+++ Input
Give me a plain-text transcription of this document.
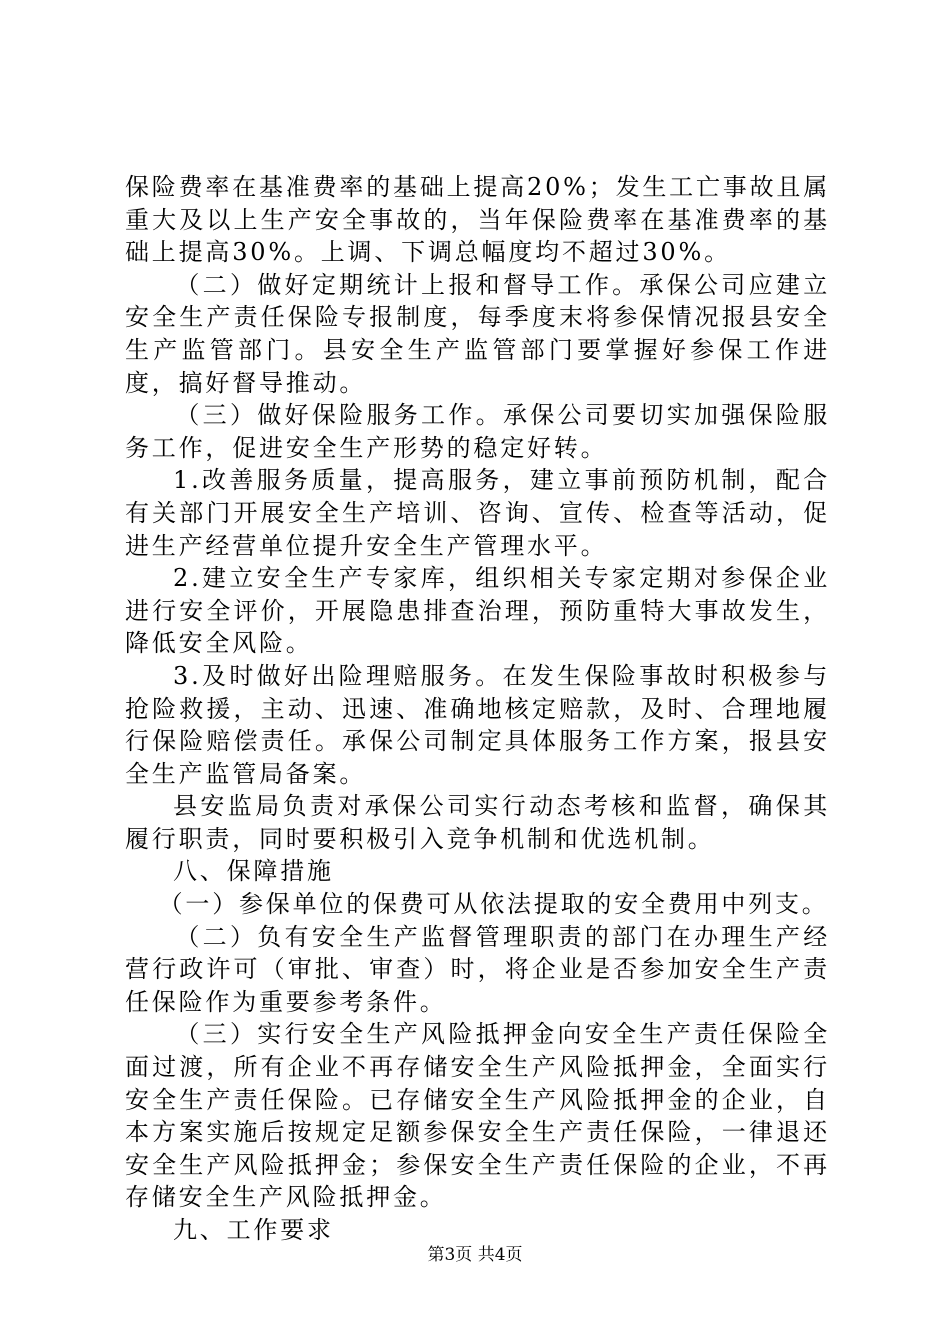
保险费率在基准费率的基础上提高20%；发生工亡事故且属重大及以上生产安全事故的，当年保险费率在基准费率的基础上提高30%。上调、下调总幅度均不超过30%。

（二）做好定期统计上报和督导工作。承保公司应建立安全生产责任保险专报制度，每季度末将参保情况报县安全生产监管部门。县安全生产监管部门要掌握好参保工作进度，搞好督导推动。

（三）做好保险服务工作。承保公司要切实加强保险服务工作，促进安全生产形势的稳定好转。

1.改善服务质量，提高服务，建立事前预防机制，配合有关部门开展安全生产培训、咨询、宣传、检查等活动，促进生产经营单位提升安全生产管理水平。

2.建立安全生产专家库，组织相关专家定期对参保企业进行安全评价，开展隐患排查治理，预防重特大事故发生，降低安全风险。

3.及时做好出险理赔服务。在发生保险事故时积极参与抢险救援，主动、迅速、准确地核定赔款，及时、合理地履行保险赔偿责任。承保公司制定具体服务工作方案，报县安全生产监管局备案。

县安监局负责对承保公司实行动态考核和监督，确保其履行职责，同时要积极引入竞争机制和优选机制。

八、保障措施

（一）参保单位的保费可从依法提取的安全费用中列支。

（二）负有安全生产监督管理职责的部门在办理生产经营行政许可（审批、审查）时，将企业是否参加安全生产责任保险作为重要参考条件。

（三）实行安全生产风险抵押金向安全生产责任保险全面过渡，所有企业不再存储安全生产风险抵押金，全面实行安全生产责任保险。已存储安全生产风险抵押金的企业，自本方案实施后按规定足额参保安全生产责任保险，一律退还安全生产风险抵押金；参保安全生产责任保险的企业，不再存储安全生产风险抵押金。

九、工作要求

第3页 共4页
++++++
### Set exercise
Omit the pictures. Output every record above word for word.

### Task result
Give me a plain-text transcription of this document.
保险费率在基准费率的基础上提高20%；发生工亡事故且属重大及以上生产安全事故的，当年保险费率在基准费率的基础上提高30%。上调、下调总幅度均不超过30%。

（二）做好定期统计上报和督导工作。承保公司应建立安全生产责任保险专报制度，每季度末将参保情况报县安全生产监管部门。县安全生产监管部门要掌握好参保工作进度，搞好督导推动。

（三）做好保险服务工作。承保公司要切实加强保险服务工作，促进安全生产形势的稳定好转。

1.改善服务质量，提高服务，建立事前预防机制，配合有关部门开展安全生产培训、咨询、宣传、检查等活动，促进生产经营单位提升安全生产管理水平。

2.建立安全生产专家库，组织相关专家定期对参保企业进行安全评价，开展隐患排查治理，预防重特大事故发生，降低安全风险。

3.及时做好出险理赔服务。在发生保险事故时积极参与抢险救援，主动、迅速、准确地核定赔款，及时、合理地履行保险赔偿责任。承保公司制定具体服务工作方案，报县安全生产监管局备案。

县安监局负责对承保公司实行动态考核和监督，确保其履行职责，同时要积极引入竞争机制和优选机制。

八、保障措施

（一）参保单位的保费可从依法提取的安全费用中列支。

（二）负有安全生产监督管理职责的部门在办理生产经营行政许可（审批、审查）时，将企业是否参加安全生产责任保险作为重要参考条件。

（三）实行安全生产风险抵押金向安全生产责任保险全面过渡，所有企业不再存储安全生产风险抵押金，全面实行安全生产责任保险。已存储安全生产风险抵押金的企业，自本方案实施后按规定足额参保安全生产责任保险，一律退还安全生产风险抵押金；参保安全生产责任保险的企业，不再存储安全生产风险抵押金。

九、工作要求

第3页 共4页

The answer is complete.